Instructions to follow =
Reproduce all entries word for word.

============================================================

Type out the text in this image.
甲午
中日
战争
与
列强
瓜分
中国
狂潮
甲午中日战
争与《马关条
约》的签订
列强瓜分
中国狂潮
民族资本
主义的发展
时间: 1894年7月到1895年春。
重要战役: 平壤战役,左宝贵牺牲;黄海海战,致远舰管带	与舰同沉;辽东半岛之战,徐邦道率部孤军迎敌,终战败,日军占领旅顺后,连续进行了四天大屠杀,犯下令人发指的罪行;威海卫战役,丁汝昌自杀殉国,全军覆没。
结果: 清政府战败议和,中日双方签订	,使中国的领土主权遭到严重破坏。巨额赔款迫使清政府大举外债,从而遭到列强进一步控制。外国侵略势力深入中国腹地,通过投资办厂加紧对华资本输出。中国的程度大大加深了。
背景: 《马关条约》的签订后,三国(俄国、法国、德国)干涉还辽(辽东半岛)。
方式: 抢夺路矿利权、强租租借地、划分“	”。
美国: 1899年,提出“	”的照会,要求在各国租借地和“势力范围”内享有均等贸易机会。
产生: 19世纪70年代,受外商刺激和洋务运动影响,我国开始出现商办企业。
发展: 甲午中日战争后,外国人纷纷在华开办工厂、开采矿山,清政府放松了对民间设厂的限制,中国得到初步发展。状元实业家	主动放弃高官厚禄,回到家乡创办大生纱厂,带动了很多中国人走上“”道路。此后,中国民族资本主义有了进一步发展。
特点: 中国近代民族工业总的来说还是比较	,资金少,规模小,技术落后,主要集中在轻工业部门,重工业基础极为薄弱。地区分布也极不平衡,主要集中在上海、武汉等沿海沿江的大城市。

============================================================

Task output =
Type out the text in this image.
甲午
中日
战争
与
列强
瓜分
中国
狂潮
甲午中日战
争与《马关条
约》的签订
列强瓜分
中国狂潮
民族资本
主义的发展
时间: 1894年7月到1895年春。
重要战役: 平壤战役,左宝贵牺牲;黄海海战,致远舰管带	与舰同沉;辽东半岛之战,徐邦道率部孤军迎敌,终战败,日军占领旅顺后,连续进行了四天大屠杀,犯下令人发指的罪行;威海卫战役,丁汝昌自杀殉国,全军覆没。
结果: 清政府战败议和,中日双方签订	,使中国的领土主权遭到严重破坏。巨额赔款迫使清政府大举外债,从而遭到列强进一步控制。外国侵略势力深入中国腹地,通过投资办厂加紧对华资本输出。中国的程度大大加深了。
背景: 《马关条约》的签订后,三国(俄国、法国、德国)干涉还辽(辽东半岛)。
方式: 抢夺路矿利权、强租租借地、划分“	”。
美国: 1899年,提出“	”的照会,要求在各国租借地和“势力范围”内享有均等贸易机会。
产生: 19世纪70年代,受外商刺激和洋务运动影响,我国开始出现商办企业。
发展: 甲午中日战争后,外国人纷纷在华开办工厂、开采矿山,清政府放松了对民间设厂的限制,中国得到初步发展。状元实业家	主动放弃高官厚禄,回到家乡创办大生纱厂,带动了很多中国人走上“”道路。此后,中国民族资本主义有了进一步发展。
特点: 中国近代民族工业总的来说还是比较	,资金少,规模小,技术落后,主要集中在轻工业部门,重工业基础极为薄弱。地区分布也极不平衡,主要集中在上海、武汉等沿海沿江的大城市。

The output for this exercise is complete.